-- BEGIN Material to process --
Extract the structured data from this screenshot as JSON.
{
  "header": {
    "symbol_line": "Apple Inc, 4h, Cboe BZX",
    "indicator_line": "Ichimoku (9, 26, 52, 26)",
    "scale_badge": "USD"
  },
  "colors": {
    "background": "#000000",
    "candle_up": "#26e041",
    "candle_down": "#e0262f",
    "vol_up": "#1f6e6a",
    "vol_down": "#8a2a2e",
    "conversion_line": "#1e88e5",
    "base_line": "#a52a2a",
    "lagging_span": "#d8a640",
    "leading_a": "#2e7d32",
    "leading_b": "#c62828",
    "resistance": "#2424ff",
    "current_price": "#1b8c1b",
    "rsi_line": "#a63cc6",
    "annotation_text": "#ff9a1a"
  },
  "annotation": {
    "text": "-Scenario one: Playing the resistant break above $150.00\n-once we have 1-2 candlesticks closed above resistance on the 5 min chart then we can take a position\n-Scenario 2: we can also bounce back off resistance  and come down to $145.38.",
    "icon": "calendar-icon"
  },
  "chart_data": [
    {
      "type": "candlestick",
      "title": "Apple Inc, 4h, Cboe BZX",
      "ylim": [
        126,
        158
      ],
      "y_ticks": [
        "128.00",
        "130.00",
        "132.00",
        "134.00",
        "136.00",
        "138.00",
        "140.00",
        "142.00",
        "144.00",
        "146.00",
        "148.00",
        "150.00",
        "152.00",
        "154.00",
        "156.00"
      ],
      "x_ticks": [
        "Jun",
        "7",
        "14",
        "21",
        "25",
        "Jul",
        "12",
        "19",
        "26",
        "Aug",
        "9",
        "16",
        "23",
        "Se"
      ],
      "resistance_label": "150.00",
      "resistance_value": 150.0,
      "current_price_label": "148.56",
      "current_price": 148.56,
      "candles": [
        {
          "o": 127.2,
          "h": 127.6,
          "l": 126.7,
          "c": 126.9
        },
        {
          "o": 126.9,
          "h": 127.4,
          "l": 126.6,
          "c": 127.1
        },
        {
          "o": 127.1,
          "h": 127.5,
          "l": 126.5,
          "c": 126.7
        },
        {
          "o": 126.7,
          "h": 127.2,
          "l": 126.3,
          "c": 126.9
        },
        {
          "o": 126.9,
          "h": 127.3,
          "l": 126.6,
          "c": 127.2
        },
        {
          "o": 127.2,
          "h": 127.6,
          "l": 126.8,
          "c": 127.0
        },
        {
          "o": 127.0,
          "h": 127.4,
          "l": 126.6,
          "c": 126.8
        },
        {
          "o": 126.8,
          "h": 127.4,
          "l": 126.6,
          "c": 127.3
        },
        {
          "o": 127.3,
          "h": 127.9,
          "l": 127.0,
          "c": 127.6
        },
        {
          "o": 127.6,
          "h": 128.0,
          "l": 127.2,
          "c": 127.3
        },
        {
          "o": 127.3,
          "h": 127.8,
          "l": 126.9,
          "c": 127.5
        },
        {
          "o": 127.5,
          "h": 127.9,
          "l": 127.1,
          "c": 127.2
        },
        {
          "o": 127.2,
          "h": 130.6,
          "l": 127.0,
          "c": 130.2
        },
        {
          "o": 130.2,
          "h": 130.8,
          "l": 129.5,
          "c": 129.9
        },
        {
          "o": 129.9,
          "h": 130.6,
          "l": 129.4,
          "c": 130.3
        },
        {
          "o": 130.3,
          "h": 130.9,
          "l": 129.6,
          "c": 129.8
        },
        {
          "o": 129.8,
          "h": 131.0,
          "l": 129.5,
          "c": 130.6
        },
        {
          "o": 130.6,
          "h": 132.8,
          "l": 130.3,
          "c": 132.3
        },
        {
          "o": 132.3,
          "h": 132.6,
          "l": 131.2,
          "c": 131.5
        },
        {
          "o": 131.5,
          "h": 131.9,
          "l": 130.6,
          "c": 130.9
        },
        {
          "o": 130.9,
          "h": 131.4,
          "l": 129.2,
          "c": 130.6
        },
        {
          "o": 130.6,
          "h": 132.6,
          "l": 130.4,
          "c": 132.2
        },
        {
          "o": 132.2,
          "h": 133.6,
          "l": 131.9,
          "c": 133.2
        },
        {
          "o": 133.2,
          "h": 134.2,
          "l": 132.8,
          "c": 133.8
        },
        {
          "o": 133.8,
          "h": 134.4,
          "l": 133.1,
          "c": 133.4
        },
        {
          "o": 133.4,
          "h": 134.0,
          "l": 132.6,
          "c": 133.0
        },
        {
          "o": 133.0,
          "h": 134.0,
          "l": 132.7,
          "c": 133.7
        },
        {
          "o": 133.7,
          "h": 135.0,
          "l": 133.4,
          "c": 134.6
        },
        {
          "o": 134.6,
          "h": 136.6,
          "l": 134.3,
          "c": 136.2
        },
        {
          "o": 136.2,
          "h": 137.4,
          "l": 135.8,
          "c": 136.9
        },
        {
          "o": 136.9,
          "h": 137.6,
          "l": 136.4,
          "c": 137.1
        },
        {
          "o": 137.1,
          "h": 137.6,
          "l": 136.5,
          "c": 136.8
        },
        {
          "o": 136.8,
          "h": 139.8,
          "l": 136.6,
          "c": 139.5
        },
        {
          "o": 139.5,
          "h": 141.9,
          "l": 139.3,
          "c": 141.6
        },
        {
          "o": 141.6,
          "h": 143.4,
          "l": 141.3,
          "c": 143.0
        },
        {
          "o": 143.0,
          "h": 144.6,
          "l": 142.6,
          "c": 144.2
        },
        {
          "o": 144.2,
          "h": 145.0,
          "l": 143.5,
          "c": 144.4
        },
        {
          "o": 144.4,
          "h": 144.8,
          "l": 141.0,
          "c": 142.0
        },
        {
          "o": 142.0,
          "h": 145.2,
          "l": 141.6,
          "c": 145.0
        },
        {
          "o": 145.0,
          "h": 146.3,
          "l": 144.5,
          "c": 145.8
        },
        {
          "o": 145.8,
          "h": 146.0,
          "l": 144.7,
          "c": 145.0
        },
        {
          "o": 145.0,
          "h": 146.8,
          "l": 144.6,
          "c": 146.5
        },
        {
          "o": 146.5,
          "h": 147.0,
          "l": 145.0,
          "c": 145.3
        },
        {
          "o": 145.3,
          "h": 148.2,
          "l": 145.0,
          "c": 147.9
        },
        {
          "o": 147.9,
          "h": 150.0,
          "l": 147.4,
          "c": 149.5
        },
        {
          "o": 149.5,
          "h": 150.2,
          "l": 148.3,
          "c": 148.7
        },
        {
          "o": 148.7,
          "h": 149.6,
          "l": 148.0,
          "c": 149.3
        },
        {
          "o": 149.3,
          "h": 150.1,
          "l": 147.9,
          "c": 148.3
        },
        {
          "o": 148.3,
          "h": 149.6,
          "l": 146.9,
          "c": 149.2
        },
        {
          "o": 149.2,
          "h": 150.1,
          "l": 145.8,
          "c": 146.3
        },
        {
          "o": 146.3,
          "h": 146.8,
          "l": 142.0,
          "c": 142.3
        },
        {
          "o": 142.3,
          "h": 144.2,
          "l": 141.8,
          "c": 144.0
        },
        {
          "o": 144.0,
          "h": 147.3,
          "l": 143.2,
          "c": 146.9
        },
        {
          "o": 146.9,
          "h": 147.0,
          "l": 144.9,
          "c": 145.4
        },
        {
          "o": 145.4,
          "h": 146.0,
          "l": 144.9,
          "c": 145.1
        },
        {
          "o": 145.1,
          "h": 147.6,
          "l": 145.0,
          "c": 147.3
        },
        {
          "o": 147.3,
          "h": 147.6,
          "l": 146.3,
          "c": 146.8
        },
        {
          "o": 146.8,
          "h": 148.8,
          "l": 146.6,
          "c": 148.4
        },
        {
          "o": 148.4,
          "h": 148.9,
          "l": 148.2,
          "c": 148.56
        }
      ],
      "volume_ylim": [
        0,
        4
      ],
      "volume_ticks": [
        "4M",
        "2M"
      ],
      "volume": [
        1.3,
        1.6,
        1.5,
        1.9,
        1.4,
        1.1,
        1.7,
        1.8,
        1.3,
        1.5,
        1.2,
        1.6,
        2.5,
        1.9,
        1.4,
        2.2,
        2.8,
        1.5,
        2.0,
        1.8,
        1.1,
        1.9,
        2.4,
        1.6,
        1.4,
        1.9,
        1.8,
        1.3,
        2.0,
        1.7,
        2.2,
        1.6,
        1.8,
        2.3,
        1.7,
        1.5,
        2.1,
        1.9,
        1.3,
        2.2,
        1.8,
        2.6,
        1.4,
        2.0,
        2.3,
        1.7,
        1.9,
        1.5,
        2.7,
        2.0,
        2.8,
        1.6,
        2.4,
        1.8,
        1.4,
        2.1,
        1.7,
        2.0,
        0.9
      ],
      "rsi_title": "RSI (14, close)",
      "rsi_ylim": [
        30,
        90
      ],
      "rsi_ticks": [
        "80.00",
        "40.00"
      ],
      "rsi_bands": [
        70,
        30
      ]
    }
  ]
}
-- END Material to process --
** Task objective **
Extract every line above containing the word "Apple".

** Correct answer **
    "symbol_line": "Apple Inc, 4h, Cboe BZX",
      "title": "Apple Inc, 4h, Cboe BZX",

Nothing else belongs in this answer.